Objective: The required output is a single number: how many lines of the material contain the string "Nicole".

Records to use:
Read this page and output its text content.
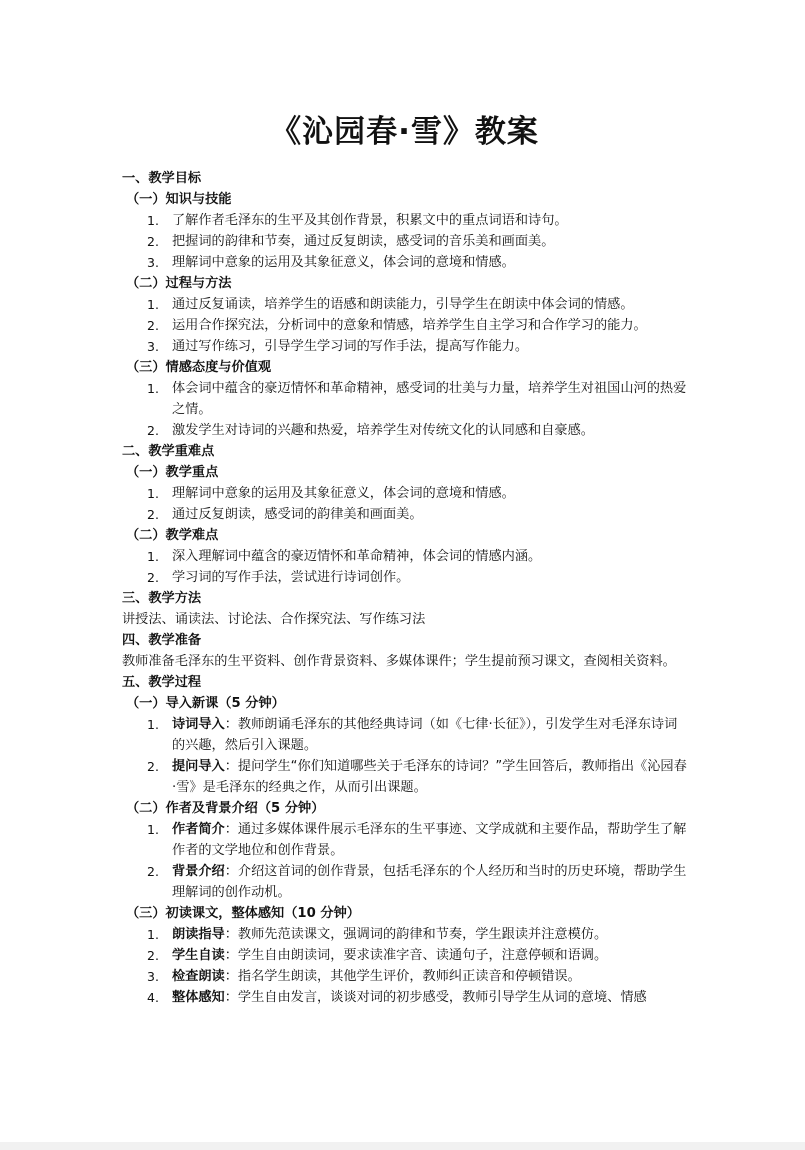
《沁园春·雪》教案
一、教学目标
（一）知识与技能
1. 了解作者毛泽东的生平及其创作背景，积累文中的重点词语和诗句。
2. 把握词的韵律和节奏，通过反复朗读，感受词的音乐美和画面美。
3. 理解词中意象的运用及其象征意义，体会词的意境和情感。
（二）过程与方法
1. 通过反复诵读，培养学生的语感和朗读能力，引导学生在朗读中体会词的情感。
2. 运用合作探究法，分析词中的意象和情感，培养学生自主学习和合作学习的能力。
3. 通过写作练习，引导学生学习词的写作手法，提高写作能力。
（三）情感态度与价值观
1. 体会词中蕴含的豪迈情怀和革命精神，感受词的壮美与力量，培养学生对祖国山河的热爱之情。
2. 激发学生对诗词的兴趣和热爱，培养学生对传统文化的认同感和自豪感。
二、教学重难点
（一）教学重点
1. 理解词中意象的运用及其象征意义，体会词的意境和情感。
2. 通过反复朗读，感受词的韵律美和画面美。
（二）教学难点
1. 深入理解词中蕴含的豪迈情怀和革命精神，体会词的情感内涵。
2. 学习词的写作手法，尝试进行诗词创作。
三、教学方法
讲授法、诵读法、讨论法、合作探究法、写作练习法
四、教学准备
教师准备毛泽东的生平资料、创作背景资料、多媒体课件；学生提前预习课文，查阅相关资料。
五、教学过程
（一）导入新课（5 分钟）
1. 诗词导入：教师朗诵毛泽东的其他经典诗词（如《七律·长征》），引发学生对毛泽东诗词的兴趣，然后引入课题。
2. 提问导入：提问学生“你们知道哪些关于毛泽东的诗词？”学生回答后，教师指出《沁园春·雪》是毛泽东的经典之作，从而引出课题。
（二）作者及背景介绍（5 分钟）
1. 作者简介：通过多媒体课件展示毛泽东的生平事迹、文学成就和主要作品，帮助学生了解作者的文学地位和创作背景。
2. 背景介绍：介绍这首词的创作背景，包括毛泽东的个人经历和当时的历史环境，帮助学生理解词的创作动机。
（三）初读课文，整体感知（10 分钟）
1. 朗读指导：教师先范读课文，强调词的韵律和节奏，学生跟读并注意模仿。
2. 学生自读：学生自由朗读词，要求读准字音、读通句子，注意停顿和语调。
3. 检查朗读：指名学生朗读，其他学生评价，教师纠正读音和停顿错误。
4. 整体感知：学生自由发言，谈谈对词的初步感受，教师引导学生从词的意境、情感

---

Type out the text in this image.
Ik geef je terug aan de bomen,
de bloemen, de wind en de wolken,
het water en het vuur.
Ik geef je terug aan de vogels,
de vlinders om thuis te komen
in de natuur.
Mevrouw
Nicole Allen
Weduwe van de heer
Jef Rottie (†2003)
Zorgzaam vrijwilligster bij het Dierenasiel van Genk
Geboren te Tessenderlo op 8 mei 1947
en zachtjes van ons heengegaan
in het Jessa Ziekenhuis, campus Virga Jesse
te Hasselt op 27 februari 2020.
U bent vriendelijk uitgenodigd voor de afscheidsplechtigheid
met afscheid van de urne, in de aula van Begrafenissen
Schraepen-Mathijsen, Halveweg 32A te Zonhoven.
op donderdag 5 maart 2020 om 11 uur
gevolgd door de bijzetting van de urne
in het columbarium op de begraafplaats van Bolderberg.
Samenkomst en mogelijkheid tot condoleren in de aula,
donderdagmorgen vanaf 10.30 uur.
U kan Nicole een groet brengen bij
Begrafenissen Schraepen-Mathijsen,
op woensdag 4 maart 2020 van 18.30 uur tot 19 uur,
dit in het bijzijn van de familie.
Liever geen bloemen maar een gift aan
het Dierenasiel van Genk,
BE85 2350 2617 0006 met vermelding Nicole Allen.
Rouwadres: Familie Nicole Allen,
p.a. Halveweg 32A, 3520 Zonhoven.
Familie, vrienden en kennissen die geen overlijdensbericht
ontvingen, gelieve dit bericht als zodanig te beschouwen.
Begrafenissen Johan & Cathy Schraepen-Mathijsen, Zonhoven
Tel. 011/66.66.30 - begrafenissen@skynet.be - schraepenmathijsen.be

Complete answer: 4